It's still way early in the process though, so I wouldn't despair yet, but rather do what you are doing - raise the issue, and keep it up there. I've already spoken my mind on this exact subject to my fellow ONI Bureau Advisory committee members -- and the more people suggesting more and better ways to communicate, the better.
As for who will speak for you in the process -- there are many organizations who have been asked to take part in the process, not just the NA's/Coalitions. Certainly none of them can claim to represent every Portland citizen, but among them all, surely there's one that might feel like your happy home?
And, of course the NA folks want better support and opportunities to do their work. They are proud of what they do, they understand its value to the city and their neighborhoods. They are mission-driven folks, just like all the volunteers working in all the other non-profits in Portland. And the "value" of their work to Portland is like that of most other volunteers as well -- priceless.
allehseya on 14 Jun 2005
I would assume that would be because PCM/CityNet30 are the oens responsible for producing/disseminating government-related video.
Yes, this is true -- but there's a process for this to occur. How do we ensure this dissemination is the point. The process was completely ignored. ONI and the City didnt ensure it with/through PCM as I had assumed -- our community partnership ensured it as PCM provided the service anticipating such a need and trying to meet it - should it arise -- and that in large part because our PCM partners knew I was pushing for them to be prepared for it in the event that ONI or the City ever responded to the option. You see, if it werent for the PCM initiative, it wouldnt have been videotaped or aired at all.
I'm thrilled that my contact at PCM has that kind of initiative but the process should be addressed nonetheless.
It's still way early in the process though, so I wouldn't despair yet, but rather do what you are doing - raise the issue, and keep it up there.
I should say that ONI is very cooperative about addressing the process now -- and -- now that they and the Mayor's office apparently see the value and merit of it being taoed and aired (I'm making a broad assumption here -- I do know the Director of ONI sees its merit) -- maybe it will become a part of the general process as these meetings continue throughout the year. I for one, hope so....
allehseya on 14 Jun 2005
And, of course the NA folks want better support and opportunities to do their work. They are proud of what they do, they understand its value to the city and their neighborhoods. They are mission-driven folks, just like all the volunteers working in all the other non-profits in Portland. And the "value" of their work to Portland is like that of most other volunteers as well -- priceless.
I agree completely regarding their value and I do value them, as I think you know -- I also think that there are some real and even -- valid -- issues centered around the reservation that ONI be the bureau that is charged with a broader "Citizen Involvement" mission.
Chris Lowe on 14 Jun 2005
An extensive community process, beginning in July 2005, will identify the shared values of all Portland citizens.
It occurs to me that one value shared fairly widely, perhaps more widely than any other, is that it's a good thing that Portland culture tolerates and encourages a diversity of values.
The presumption that there are shared values of all Portland citizens seems to me to need scrutiny.
The restriction of a strategic plan to such values or something approaching that level of consensus also troubles me. Shouldn't a strategic plan include strategy for dealing with things people disagree about, and for dealing with disagreements in a constructive way?
I am completely ignorant about the Bureau Innovation Project and what persons, forces or interests shaped its recommendations. But this has me worried. The thing is, I don't know whether to be worried because this consensus focus is a recipe for doing nothing, because so little will be included unless it is at the level of being all things to all people? Or should I that this is a vehicle for powerful interests to define values they prefer as consensus values, falsely?

**APPLY WHAT YOU READ:**
**a)** Say whether each statement agrees with the Portland discussion, answering yes or no and quoting the deciding words: (i) the meeting was videotaped and aired because ONI arranged it; (ii) the community process begins in July 2005; (iii) the writer of the last comment knows the Bureau Innovation Project well.
**b)** Reproduce the Portland discussion from "Chris Lowe on" to "to need scrutiny.".

**DATA:**
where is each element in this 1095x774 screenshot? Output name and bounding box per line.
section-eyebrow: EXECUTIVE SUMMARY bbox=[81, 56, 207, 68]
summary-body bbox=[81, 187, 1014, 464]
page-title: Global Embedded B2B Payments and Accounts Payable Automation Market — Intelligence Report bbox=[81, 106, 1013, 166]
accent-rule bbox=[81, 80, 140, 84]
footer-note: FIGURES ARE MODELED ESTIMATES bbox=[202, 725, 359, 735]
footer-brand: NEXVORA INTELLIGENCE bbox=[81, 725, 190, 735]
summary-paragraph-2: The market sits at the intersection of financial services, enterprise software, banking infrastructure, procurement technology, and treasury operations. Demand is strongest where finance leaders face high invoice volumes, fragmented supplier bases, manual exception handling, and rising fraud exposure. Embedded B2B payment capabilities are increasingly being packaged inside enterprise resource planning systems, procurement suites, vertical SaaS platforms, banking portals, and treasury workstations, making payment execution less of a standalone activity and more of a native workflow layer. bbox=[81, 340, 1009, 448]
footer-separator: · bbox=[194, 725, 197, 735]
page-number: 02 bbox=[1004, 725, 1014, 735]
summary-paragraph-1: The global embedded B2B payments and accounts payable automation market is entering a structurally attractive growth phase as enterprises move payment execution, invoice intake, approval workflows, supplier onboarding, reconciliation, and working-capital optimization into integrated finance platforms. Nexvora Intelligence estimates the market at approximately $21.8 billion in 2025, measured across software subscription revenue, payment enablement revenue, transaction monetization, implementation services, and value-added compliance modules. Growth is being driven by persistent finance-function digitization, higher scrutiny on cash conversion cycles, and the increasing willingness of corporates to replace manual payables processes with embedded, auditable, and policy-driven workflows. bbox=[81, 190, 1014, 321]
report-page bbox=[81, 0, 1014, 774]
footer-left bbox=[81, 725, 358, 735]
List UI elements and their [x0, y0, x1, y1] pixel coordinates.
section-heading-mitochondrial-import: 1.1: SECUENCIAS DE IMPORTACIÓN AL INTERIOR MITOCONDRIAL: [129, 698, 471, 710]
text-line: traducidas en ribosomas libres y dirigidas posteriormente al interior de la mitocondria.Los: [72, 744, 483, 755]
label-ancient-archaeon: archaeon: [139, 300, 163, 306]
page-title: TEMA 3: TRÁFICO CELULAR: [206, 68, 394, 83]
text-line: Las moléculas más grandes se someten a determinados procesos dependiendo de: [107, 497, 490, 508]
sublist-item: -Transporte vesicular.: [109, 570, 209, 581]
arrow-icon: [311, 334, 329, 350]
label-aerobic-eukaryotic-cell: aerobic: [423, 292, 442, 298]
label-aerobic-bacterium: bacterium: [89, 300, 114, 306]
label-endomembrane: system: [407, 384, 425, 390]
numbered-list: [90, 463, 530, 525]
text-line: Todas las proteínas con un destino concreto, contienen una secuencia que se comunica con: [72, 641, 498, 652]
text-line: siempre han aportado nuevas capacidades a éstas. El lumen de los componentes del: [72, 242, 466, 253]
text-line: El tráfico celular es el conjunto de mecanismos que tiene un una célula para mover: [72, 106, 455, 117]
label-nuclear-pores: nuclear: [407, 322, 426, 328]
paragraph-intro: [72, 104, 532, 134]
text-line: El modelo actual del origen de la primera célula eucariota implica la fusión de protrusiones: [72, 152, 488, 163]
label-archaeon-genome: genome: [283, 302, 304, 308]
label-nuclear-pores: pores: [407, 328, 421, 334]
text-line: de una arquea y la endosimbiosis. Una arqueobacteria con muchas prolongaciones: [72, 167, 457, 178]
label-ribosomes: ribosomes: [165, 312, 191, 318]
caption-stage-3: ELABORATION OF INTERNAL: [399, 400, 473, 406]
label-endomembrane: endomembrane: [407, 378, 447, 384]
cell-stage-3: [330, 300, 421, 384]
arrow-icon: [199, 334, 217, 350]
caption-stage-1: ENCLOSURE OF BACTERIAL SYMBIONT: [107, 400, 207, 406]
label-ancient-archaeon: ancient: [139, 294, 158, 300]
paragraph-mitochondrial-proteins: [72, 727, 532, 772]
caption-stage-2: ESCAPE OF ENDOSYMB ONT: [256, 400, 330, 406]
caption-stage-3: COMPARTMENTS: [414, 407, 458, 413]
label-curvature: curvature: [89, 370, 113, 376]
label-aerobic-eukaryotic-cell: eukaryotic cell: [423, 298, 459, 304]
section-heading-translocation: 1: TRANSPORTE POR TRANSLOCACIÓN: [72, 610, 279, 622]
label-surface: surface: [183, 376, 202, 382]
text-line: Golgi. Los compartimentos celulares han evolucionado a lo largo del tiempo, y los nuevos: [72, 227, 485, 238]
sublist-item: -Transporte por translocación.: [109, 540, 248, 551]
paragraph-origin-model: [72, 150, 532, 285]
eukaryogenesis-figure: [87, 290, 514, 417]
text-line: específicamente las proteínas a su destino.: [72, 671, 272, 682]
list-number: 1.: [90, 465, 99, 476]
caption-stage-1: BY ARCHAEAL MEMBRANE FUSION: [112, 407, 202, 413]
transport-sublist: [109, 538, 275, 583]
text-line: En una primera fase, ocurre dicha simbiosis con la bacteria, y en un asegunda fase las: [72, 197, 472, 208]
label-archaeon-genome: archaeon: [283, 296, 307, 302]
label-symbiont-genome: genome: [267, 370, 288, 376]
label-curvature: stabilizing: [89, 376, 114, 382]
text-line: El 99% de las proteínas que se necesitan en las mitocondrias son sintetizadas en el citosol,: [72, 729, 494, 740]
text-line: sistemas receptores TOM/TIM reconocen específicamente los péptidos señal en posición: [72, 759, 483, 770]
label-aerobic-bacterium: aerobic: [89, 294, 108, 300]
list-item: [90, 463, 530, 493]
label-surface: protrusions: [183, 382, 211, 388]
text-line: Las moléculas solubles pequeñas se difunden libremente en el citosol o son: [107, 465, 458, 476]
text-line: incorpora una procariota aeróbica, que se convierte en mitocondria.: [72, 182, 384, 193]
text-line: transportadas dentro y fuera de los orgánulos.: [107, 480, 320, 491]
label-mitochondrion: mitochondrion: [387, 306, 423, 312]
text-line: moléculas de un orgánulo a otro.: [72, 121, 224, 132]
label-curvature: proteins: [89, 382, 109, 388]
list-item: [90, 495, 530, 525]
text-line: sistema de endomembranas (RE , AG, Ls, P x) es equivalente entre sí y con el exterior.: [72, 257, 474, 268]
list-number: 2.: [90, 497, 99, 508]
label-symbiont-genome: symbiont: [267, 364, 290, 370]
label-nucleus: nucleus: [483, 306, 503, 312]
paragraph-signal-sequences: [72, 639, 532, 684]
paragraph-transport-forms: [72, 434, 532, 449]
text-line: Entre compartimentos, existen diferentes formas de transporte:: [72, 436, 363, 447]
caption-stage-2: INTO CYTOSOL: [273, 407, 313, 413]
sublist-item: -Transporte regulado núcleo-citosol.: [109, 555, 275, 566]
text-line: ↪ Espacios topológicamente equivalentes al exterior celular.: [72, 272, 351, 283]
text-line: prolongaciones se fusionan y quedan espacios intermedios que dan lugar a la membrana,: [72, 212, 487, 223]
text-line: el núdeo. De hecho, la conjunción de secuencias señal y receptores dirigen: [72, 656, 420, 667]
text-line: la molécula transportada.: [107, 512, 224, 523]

**RESPONSES BY ITEM NUMBER:**
**a)**
(i) No: "if it werent for the PCM initiative, it wouldnt have been videotaped or aired at all."
(ii) Yes: "An extensive community process, beginning in July 2005, will identify the shared values of all Portland citizens."
(iii) No: "I am completely ignorant about the Bureau Innovation Project"

**b)**
Chris Lowe on 14 Jun 2005
An extensive community process, beginning in July 2005, will identify the shared values of all Portland citizens.
It occurs to me that one value shared fairly widely, perhaps more widely than any other, is that it's a good thing that Portland culture tolerates and encourages a diversity of values.
The presumption that there are shared values of all Portland citizens seems to me to need scrutiny.